*SET EXERCISE*
Copy every line of the following data that includes the string "Stunden".

Entries from a visual dataset

------------------------------------------------

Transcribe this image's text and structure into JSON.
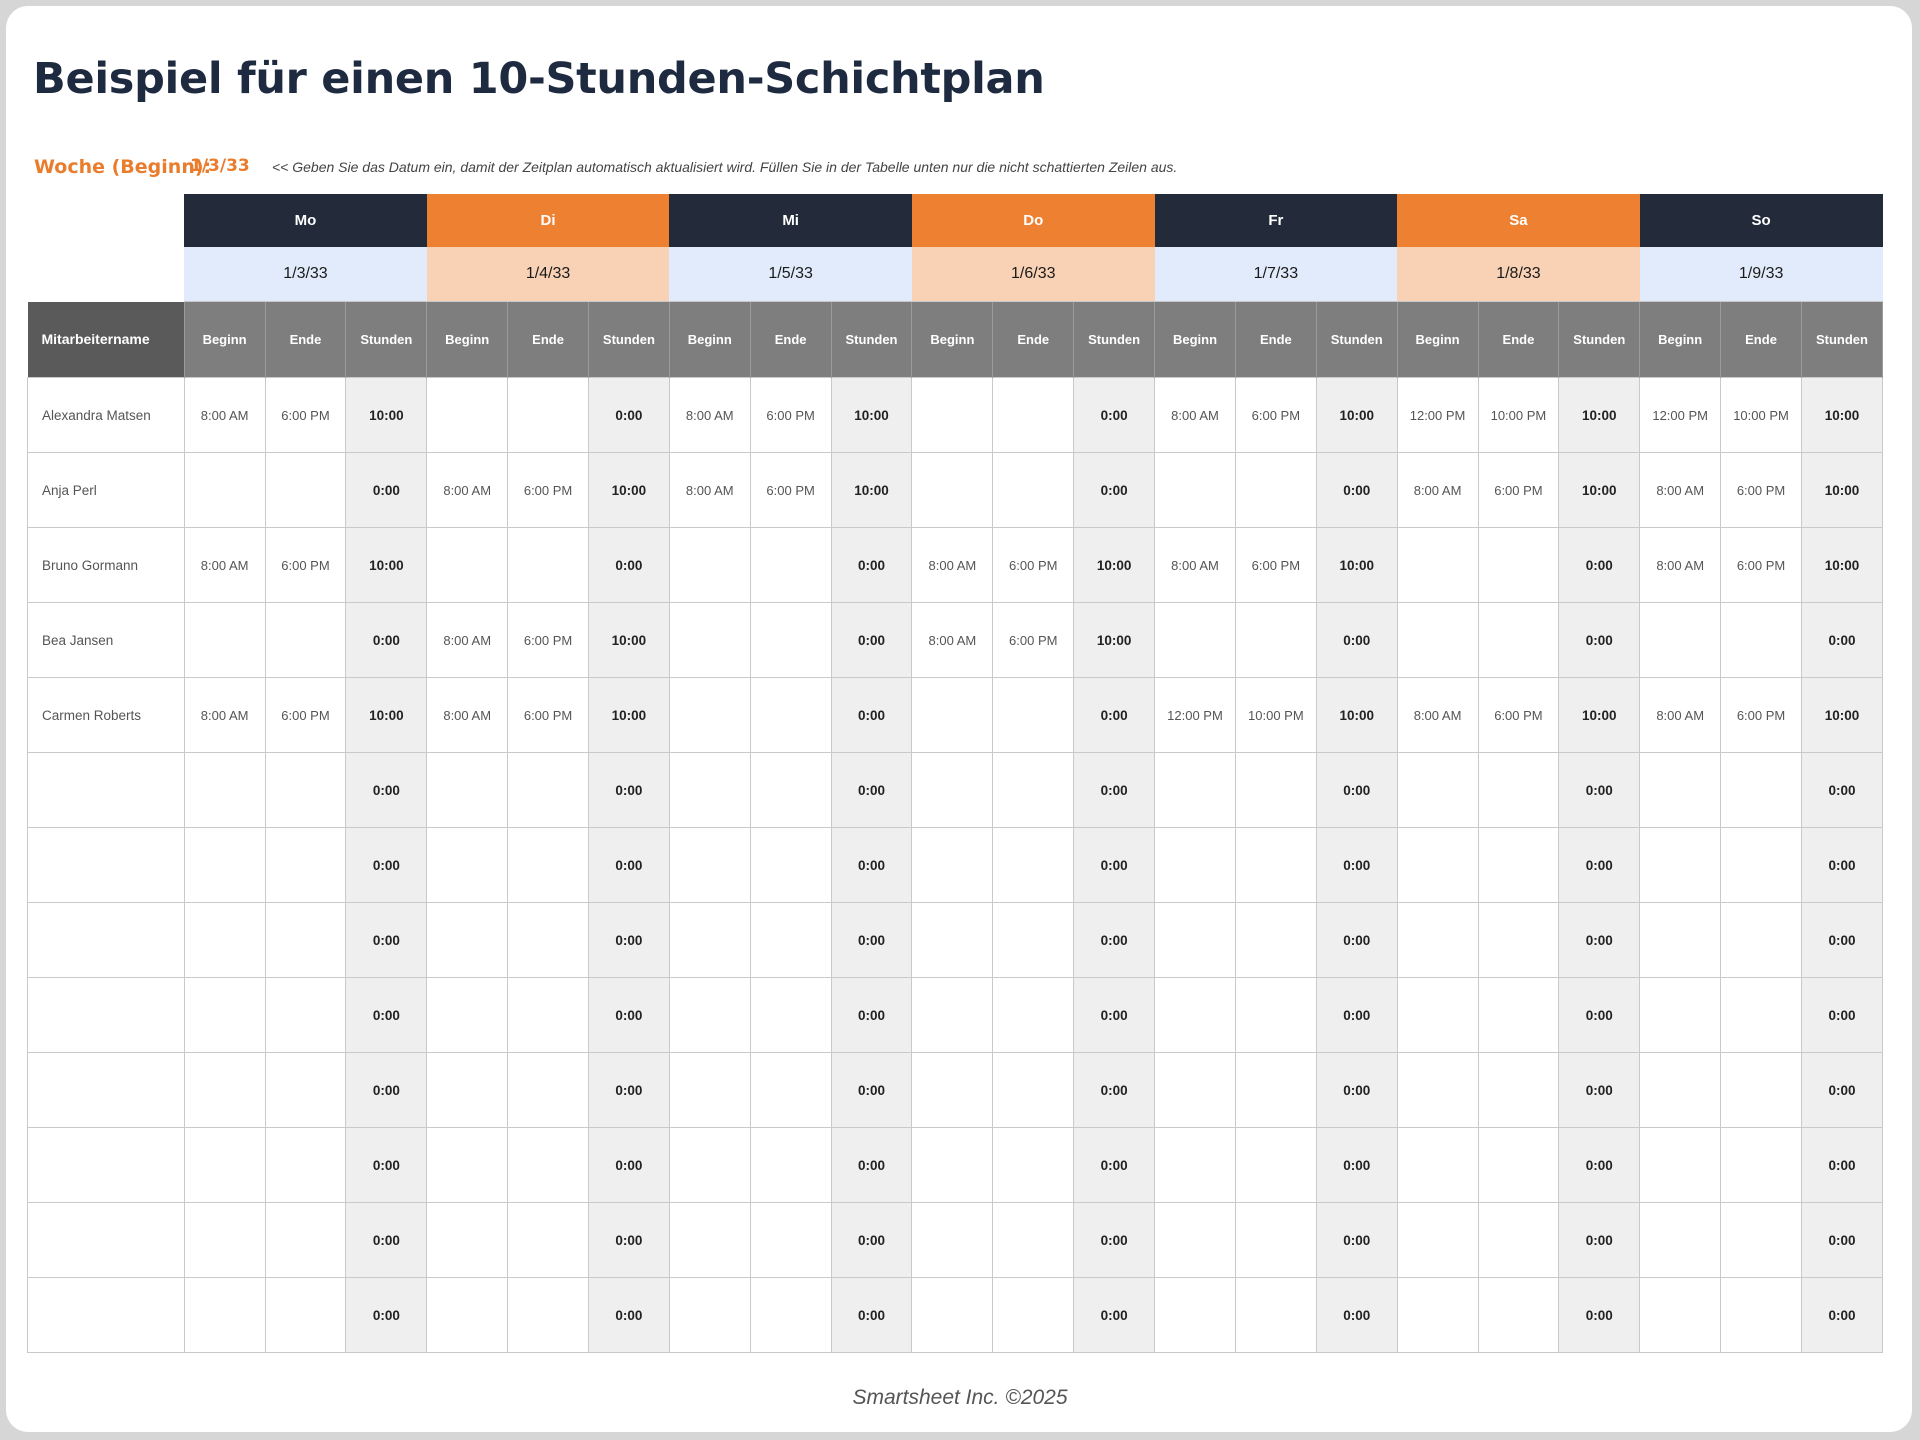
{
  "title": "Beispiel für einen 10-Stunden-Schichtplan",
  "week": {
    "label": "Woche (Beginn):",
    "date": "1/3/33",
    "note": "<< Geben Sie das Datum ein, damit der Zeitplan automatisch aktualisiert wird. Füllen Sie in der Tabelle unten nur die nicht schattierten Zeilen aus."
  },
  "days": [
    {
      "name": "Mo",
      "date": "1/3/33",
      "style": "dark",
      "date_style": "lblue"
    },
    {
      "name": "Di",
      "date": "1/4/33",
      "style": "orange",
      "date_style": "peach"
    },
    {
      "name": "Mi",
      "date": "1/5/33",
      "style": "dark",
      "date_style": "lblue"
    },
    {
      "name": "Do",
      "date": "1/6/33",
      "style": "orange",
      "date_style": "peach"
    },
    {
      "name": "Fr",
      "date": "1/7/33",
      "style": "dark",
      "date_style": "lblue"
    },
    {
      "name": "Sa",
      "date": "1/8/33",
      "style": "orange",
      "date_style": "peach"
    },
    {
      "name": "So",
      "date": "1/9/33",
      "style": "dark",
      "date_style": "lblue"
    }
  ],
  "colors": {
    "dark_header": "#232a3a",
    "orange_header": "#ee8031",
    "light_blue": "#e2ebfb",
    "peach": "#f9d2b6",
    "accent_text": "#ea7d2d"
  },
  "columns": {
    "name": "Mitarbeitername",
    "start": "Beginn",
    "end": "Ende",
    "hours": "Stunden"
  },
  "employees": [
    {
      "name": "Alexandra Matsen",
      "shifts": [
        {
          "start": "8:00 AM",
          "end": "6:00 PM",
          "hours": "10:00"
        },
        {
          "start": "",
          "end": "",
          "hours": "0:00"
        },
        {
          "start": "8:00 AM",
          "end": "6:00 PM",
          "hours": "10:00"
        },
        {
          "start": "",
          "end": "",
          "hours": "0:00"
        },
        {
          "start": "8:00 AM",
          "end": "6:00 PM",
          "hours": "10:00"
        },
        {
          "start": "12:00 PM",
          "end": "10:00 PM",
          "hours": "10:00"
        },
        {
          "start": "12:00 PM",
          "end": "10:00 PM",
          "hours": "10:00"
        }
      ]
    },
    {
      "name": "Anja Perl",
      "shifts": [
        {
          "start": "",
          "end": "",
          "hours": "0:00"
        },
        {
          "start": "8:00 AM",
          "end": "6:00 PM",
          "hours": "10:00"
        },
        {
          "start": "8:00 AM",
          "end": "6:00 PM",
          "hours": "10:00"
        },
        {
          "start": "",
          "end": "",
          "hours": "0:00"
        },
        {
          "start": "",
          "end": "",
          "hours": "0:00"
        },
        {
          "start": "8:00 AM",
          "end": "6:00 PM",
          "hours": "10:00"
        },
        {
          "start": "8:00 AM",
          "end": "6:00 PM",
          "hours": "10:00"
        }
      ]
    },
    {
      "name": "Bruno Gormann",
      "shifts": [
        {
          "start": "8:00 AM",
          "end": "6:00 PM",
          "hours": "10:00"
        },
        {
          "start": "",
          "end": "",
          "hours": "0:00"
        },
        {
          "start": "",
          "end": "",
          "hours": "0:00"
        },
        {
          "start": "8:00 AM",
          "end": "6:00 PM",
          "hours": "10:00"
        },
        {
          "start": "8:00 AM",
          "end": "6:00 PM",
          "hours": "10:00"
        },
        {
          "start": "",
          "end": "",
          "hours": "0:00"
        },
        {
          "start": "8:00 AM",
          "end": "6:00 PM",
          "hours": "10:00"
        }
      ]
    },
    {
      "name": "Bea Jansen",
      "shifts": [
        {
          "start": "",
          "end": "",
          "hours": "0:00"
        },
        {
          "start": "8:00 AM",
          "end": "6:00 PM",
          "hours": "10:00"
        },
        {
          "start": "",
          "end": "",
          "hours": "0:00"
        },
        {
          "start": "8:00 AM",
          "end": "6:00 PM",
          "hours": "10:00"
        },
        {
          "start": "",
          "end": "",
          "hours": "0:00"
        },
        {
          "start": "",
          "end": "",
          "hours": "0:00"
        },
        {
          "start": "",
          "end": "",
          "hours": "0:00"
        }
      ]
    },
    {
      "name": "Carmen Roberts",
      "shifts": [
        {
          "start": "8:00 AM",
          "end": "6:00 PM",
          "hours": "10:00"
        },
        {
          "start": "8:00 AM",
          "end": "6:00 PM",
          "hours": "10:00"
        },
        {
          "start": "",
          "end": "",
          "hours": "0:00"
        },
        {
          "start": "",
          "end": "",
          "hours": "0:00"
        },
        {
          "start": "12:00 PM",
          "end": "10:00 PM",
          "hours": "10:00"
        },
        {
          "start": "8:00 AM",
          "end": "6:00 PM",
          "hours": "10:00"
        },
        {
          "start": "8:00 AM",
          "end": "6:00 PM",
          "hours": "10:00"
        }
      ]
    },
    {
      "name": "",
      "shifts": [
        {
          "start": "",
          "end": "",
          "hours": "0:00"
        },
        {
          "start": "",
          "end": "",
          "hours": "0:00"
        },
        {
          "start": "",
          "end": "",
          "hours": "0:00"
        },
        {
          "start": "",
          "end": "",
          "hours": "0:00"
        },
        {
          "start": "",
          "end": "",
          "hours": "0:00"
        },
        {
          "start": "",
          "end": "",
          "hours": "0:00"
        },
        {
          "start": "",
          "end": "",
          "hours": "0:00"
        }
      ]
    },
    {
      "name": "",
      "shifts": [
        {
          "start": "",
          "end": "",
          "hours": "0:00"
        },
        {
          "start": "",
          "end": "",
          "hours": "0:00"
        },
        {
          "start": "",
          "end": "",
          "hours": "0:00"
        },
        {
          "start": "",
          "end": "",
          "hours": "0:00"
        },
        {
          "start": "",
          "end": "",
          "hours": "0:00"
        },
        {
          "start": "",
          "end": "",
          "hours": "0:00"
        },
        {
          "start": "",
          "end": "",
          "hours": "0:00"
        }
      ]
    },
    {
      "name": "",
      "shifts": [
        {
          "start": "",
          "end": "",
          "hours": "0:00"
        },
        {
          "start": "",
          "end": "",
          "hours": "0:00"
        },
        {
          "start": "",
          "end": "",
          "hours": "0:00"
        },
        {
          "start": "",
          "end": "",
          "hours": "0:00"
        },
        {
          "start": "",
          "end": "",
          "hours": "0:00"
        },
        {
          "start": "",
          "end": "",
          "hours": "0:00"
        },
        {
          "start": "",
          "end": "",
          "hours": "0:00"
        }
      ]
    },
    {
      "name": "",
      "shifts": [
        {
          "start": "",
          "end": "",
          "hours": "0:00"
        },
        {
          "start": "",
          "end": "",
          "hours": "0:00"
        },
        {
          "start": "",
          "end": "",
          "hours": "0:00"
        },
        {
          "start": "",
          "end": "",
          "hours": "0:00"
        },
        {
          "start": "",
          "end": "",
          "hours": "0:00"
        },
        {
          "start": "",
          "end": "",
          "hours": "0:00"
        },
        {
          "start": "",
          "end": "",
          "hours": "0:00"
        }
      ]
    },
    {
      "name": "",
      "shifts": [
        {
          "start": "",
          "end": "",
          "hours": "0:00"
        },
        {
          "start": "",
          "end": "",
          "hours": "0:00"
        },
        {
          "start": "",
          "end": "",
          "hours": "0:00"
        },
        {
          "start": "",
          "end": "",
          "hours": "0:00"
        },
        {
          "start": "",
          "end": "",
          "hours": "0:00"
        },
        {
          "start": "",
          "end": "",
          "hours": "0:00"
        },
        {
          "start": "",
          "end": "",
          "hours": "0:00"
        }
      ]
    },
    {
      "name": "",
      "shifts": [
        {
          "start": "",
          "end": "",
          "hours": "0:00"
        },
        {
          "start": "",
          "end": "",
          "hours": "0:00"
        },
        {
          "start": "",
          "end": "",
          "hours": "0:00"
        },
        {
          "start": "",
          "end": "",
          "hours": "0:00"
        },
        {
          "start": "",
          "end": "",
          "hours": "0:00"
        },
        {
          "start": "",
          "end": "",
          "hours": "0:00"
        },
        {
          "start": "",
          "end": "",
          "hours": "0:00"
        }
      ]
    },
    {
      "name": "",
      "shifts": [
        {
          "start": "",
          "end": "",
          "hours": "0:00"
        },
        {
          "start": "",
          "end": "",
          "hours": "0:00"
        },
        {
          "start": "",
          "end": "",
          "hours": "0:00"
        },
        {
          "start": "",
          "end": "",
          "hours": "0:00"
        },
        {
          "start": "",
          "end": "",
          "hours": "0:00"
        },
        {
          "start": "",
          "end": "",
          "hours": "0:00"
        },
        {
          "start": "",
          "end": "",
          "hours": "0:00"
        }
      ]
    },
    {
      "name": "",
      "shifts": [
        {
          "start": "",
          "end": "",
          "hours": "0:00"
        },
        {
          "start": "",
          "end": "",
          "hours": "0:00"
        },
        {
          "start": "",
          "end": "",
          "hours": "0:00"
        },
        {
          "start": "",
          "end": "",
          "hours": "0:00"
        },
        {
          "start": "",
          "end": "",
          "hours": "0:00"
        },
        {
          "start": "",
          "end": "",
          "hours": "0:00"
        },
        {
          "start": "",
          "end": "",
          "hours": "0:00"
        }
      ]
    }
  ],
  "footer": "Smartsheet Inc. ©2025"
}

------------------------------------------------

*SOLUTION TO THIS EXERCISE*
  "title": "Beispiel für einen 10-Stunden-Schichtplan",
    "hours": "Stunden"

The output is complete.